** EXERCISE INSTRUCTIONS **
Go through the data below and gather each line containing "administrative".
════
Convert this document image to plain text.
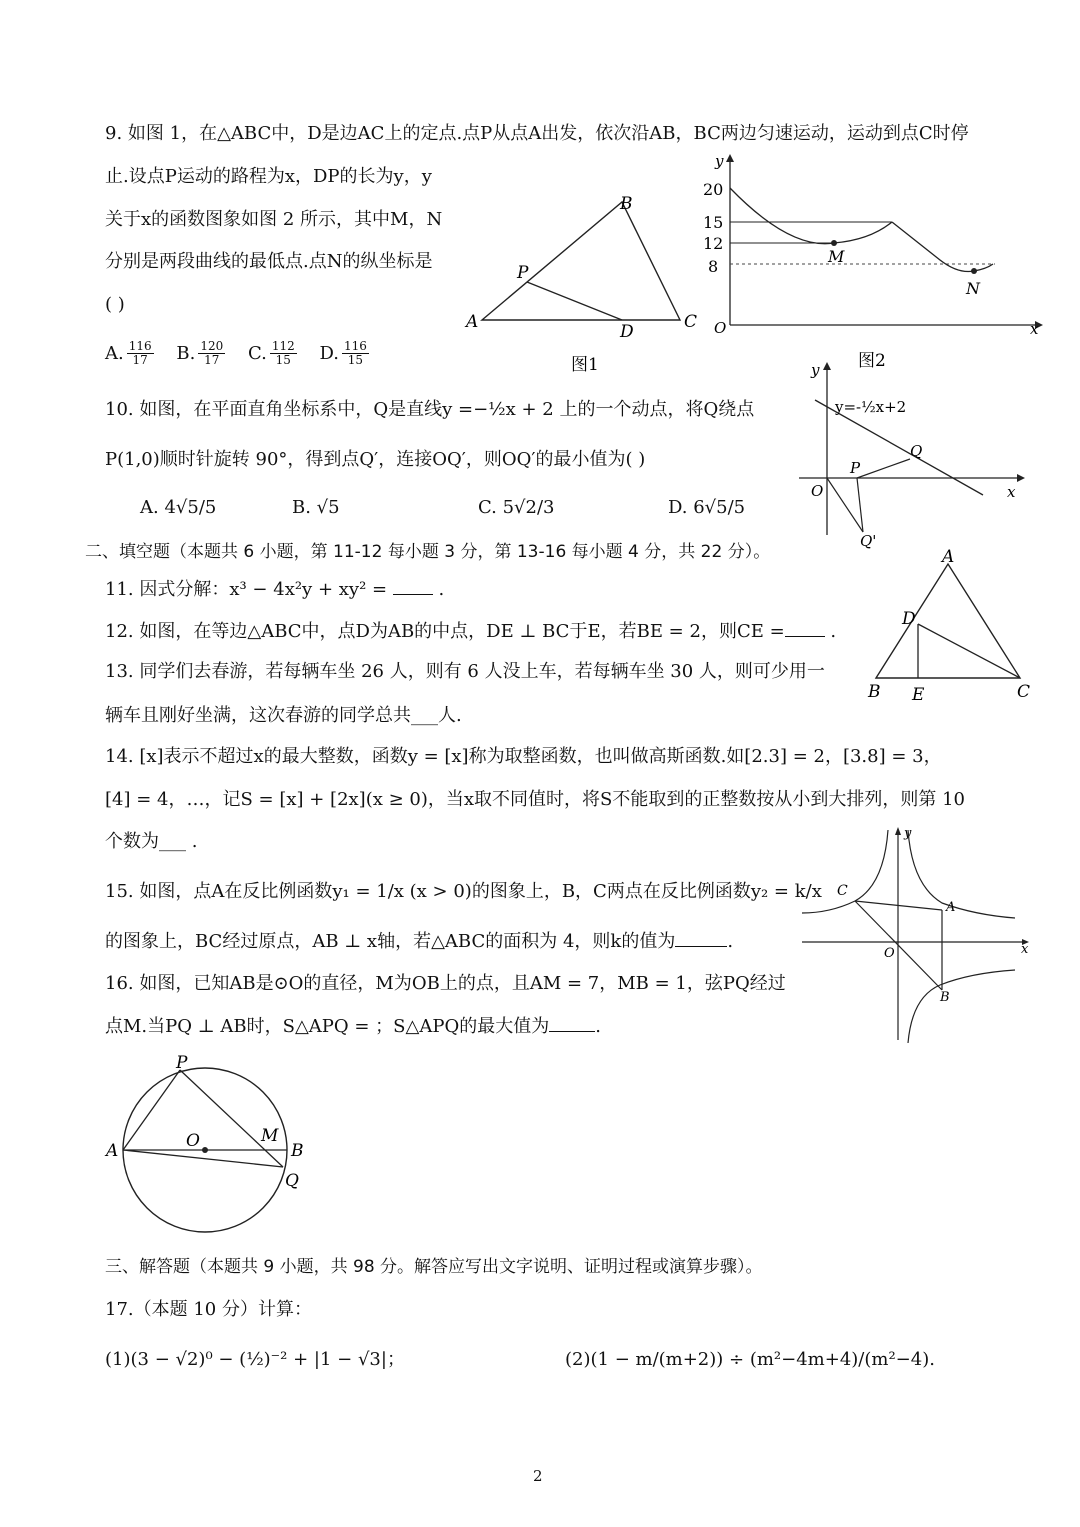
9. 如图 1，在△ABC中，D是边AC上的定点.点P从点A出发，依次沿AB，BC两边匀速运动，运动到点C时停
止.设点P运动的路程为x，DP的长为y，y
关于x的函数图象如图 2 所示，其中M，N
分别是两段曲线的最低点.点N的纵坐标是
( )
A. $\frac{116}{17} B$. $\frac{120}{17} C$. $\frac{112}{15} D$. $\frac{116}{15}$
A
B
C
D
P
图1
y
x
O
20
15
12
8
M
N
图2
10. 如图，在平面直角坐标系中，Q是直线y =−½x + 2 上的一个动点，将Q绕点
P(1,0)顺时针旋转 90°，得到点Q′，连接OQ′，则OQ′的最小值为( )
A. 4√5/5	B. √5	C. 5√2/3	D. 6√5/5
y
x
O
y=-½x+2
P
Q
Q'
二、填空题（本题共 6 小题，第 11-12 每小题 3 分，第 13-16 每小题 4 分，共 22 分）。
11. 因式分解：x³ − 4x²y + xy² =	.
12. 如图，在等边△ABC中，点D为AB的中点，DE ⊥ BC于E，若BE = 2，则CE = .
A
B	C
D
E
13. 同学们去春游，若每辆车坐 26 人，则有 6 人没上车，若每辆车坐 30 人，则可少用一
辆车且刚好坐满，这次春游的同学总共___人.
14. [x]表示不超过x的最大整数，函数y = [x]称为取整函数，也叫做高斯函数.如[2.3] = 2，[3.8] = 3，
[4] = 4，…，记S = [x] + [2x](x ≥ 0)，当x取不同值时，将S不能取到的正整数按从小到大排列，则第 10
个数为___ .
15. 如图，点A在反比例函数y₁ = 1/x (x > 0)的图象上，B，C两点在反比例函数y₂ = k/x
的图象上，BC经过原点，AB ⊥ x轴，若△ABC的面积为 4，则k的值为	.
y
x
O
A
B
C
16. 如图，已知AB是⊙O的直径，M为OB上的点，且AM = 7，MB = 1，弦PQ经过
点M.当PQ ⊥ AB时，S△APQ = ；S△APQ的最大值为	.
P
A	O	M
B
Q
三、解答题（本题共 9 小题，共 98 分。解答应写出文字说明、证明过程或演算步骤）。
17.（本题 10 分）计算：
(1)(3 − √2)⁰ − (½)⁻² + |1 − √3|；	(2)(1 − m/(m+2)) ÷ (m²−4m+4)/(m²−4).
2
════
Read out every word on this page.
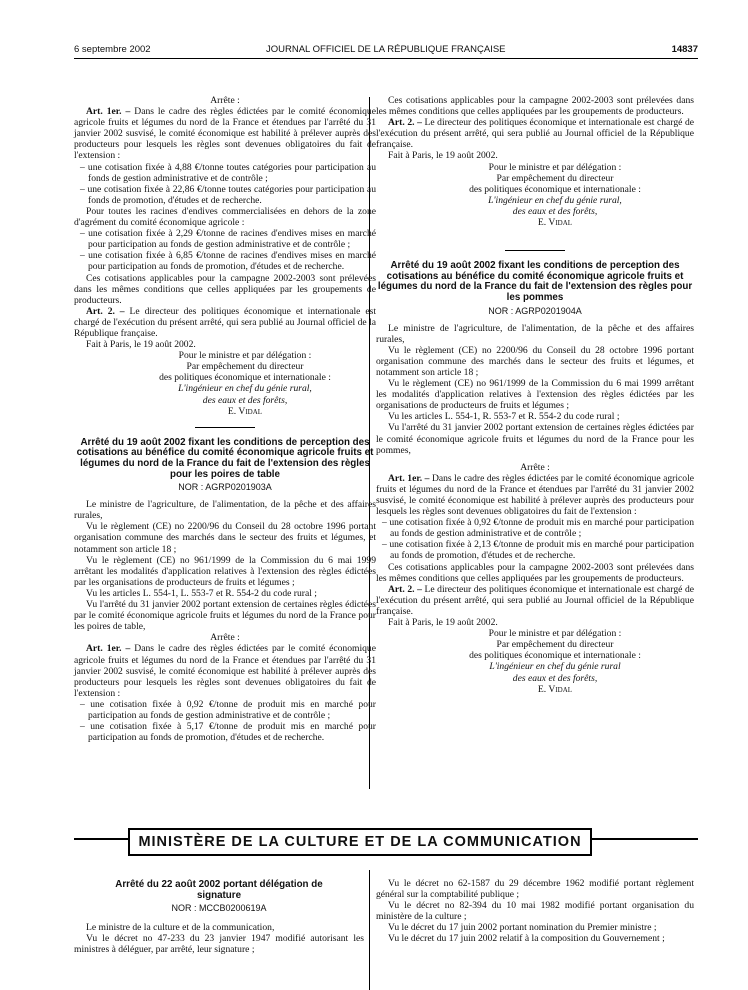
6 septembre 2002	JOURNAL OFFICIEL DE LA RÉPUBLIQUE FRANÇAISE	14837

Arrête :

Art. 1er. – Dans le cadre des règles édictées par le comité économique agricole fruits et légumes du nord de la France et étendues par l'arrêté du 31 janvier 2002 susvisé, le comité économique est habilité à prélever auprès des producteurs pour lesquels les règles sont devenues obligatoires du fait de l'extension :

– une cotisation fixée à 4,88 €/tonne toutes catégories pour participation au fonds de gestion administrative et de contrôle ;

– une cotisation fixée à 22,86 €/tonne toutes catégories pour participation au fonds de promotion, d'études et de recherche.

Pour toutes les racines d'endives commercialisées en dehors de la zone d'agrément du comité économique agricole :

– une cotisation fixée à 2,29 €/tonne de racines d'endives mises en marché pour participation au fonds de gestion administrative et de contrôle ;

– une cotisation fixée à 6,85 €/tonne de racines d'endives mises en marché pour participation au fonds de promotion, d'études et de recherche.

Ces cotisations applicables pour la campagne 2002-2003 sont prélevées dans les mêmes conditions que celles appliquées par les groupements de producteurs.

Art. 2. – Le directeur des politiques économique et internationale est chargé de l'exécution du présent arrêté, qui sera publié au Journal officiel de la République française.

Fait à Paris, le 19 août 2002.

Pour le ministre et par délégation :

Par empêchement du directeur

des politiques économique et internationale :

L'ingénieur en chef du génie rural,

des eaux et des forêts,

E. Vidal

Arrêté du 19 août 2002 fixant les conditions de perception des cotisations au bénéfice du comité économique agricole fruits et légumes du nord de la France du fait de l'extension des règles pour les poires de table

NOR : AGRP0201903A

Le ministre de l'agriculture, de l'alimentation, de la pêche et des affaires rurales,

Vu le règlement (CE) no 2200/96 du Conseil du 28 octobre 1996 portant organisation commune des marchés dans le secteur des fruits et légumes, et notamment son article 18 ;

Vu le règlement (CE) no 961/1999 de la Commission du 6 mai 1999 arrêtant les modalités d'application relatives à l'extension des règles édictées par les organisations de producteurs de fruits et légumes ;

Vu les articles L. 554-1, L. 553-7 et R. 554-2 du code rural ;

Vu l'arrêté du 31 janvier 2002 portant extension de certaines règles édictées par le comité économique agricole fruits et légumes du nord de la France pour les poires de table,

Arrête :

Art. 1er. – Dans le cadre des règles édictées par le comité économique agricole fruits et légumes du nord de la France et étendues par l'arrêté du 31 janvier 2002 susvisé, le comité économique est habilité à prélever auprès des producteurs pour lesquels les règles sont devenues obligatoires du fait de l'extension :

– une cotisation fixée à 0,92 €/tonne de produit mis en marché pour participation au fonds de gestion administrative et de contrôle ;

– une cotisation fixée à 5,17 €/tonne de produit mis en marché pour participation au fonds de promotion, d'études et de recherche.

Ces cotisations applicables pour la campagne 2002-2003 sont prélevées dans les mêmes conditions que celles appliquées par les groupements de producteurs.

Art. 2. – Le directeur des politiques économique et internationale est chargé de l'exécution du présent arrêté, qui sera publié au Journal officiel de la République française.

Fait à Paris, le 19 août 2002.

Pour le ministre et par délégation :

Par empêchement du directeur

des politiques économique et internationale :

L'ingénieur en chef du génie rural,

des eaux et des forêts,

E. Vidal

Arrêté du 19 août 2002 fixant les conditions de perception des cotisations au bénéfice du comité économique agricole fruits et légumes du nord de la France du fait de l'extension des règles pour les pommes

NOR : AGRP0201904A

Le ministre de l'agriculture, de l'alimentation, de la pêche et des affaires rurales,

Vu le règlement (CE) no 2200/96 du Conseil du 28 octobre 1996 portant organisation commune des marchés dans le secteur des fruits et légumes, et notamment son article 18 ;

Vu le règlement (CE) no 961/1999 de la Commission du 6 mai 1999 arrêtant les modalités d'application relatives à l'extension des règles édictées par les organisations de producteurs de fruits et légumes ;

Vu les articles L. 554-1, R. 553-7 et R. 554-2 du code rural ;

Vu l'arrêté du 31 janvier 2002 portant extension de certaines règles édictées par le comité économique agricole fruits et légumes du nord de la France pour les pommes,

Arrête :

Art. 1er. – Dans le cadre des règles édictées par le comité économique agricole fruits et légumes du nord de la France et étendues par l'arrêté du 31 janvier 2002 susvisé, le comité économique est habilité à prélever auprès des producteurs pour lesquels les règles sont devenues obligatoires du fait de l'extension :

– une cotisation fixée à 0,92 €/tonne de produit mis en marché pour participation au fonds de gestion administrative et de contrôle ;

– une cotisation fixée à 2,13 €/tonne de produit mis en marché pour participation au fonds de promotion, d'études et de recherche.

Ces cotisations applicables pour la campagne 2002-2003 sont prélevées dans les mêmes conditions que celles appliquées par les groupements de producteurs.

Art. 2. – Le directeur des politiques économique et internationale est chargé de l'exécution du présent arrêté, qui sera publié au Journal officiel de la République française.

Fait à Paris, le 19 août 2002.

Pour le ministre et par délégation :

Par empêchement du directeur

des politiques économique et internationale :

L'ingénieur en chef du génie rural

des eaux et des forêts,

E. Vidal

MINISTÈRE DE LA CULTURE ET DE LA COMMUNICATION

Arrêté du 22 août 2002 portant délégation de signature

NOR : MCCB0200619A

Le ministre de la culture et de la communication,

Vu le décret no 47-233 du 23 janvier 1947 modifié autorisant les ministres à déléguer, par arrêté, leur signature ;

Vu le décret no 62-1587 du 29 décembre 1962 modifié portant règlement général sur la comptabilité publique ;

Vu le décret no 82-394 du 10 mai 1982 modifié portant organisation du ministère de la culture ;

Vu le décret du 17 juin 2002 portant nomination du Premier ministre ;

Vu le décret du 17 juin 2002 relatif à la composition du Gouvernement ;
════
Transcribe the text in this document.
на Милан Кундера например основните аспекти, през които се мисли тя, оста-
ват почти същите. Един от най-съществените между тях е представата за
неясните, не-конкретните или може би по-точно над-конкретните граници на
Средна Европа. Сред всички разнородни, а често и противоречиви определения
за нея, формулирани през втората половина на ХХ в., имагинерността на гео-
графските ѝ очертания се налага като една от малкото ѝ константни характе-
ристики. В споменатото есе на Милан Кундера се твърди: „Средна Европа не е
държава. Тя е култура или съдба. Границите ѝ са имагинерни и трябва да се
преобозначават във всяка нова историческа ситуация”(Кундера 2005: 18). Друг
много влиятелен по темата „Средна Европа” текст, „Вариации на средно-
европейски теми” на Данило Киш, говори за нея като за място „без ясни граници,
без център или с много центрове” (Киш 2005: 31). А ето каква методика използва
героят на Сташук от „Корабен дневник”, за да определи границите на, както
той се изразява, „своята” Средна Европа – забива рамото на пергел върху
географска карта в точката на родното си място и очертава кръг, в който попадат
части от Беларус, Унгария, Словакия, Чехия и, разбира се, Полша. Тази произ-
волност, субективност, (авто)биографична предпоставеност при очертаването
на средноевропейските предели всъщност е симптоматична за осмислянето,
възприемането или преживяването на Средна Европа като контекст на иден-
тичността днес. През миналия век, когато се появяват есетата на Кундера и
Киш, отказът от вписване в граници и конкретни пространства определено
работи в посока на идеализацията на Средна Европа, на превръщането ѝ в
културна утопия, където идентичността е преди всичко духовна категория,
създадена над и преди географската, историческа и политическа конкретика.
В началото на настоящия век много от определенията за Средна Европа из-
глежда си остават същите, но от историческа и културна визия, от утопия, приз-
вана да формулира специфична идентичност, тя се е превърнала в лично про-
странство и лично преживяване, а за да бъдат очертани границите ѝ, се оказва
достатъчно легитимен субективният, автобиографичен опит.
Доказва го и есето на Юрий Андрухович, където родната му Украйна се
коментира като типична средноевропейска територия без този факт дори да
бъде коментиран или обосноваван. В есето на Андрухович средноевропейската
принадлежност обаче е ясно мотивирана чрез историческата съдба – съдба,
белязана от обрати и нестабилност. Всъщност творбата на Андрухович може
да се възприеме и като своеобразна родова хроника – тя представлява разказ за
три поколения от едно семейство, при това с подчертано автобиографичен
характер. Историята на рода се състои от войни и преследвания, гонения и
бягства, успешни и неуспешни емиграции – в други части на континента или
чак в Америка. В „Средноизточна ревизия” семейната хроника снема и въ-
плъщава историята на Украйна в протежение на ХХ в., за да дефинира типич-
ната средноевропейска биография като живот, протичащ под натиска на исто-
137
════
** ANSWER **
– une cotisation fixée à 4,88 €/tonne toutes catégories pour participation au fonds de gestion administrative et de contrôle ;
– une cotisation fixée à 2,29 €/tonne de racines d'endives mises en marché pour participation au fonds de gestion administrative et de contrôle ;
– une cotisation fixée à 0,92 €/tonne de produit mis en marché pour participation au fonds de gestion administrative et de contrôle ;
– une cotisation fixée à 0,92 €/tonne de produit mis en marché pour participation au fonds de gestion administrative et de contrôle ;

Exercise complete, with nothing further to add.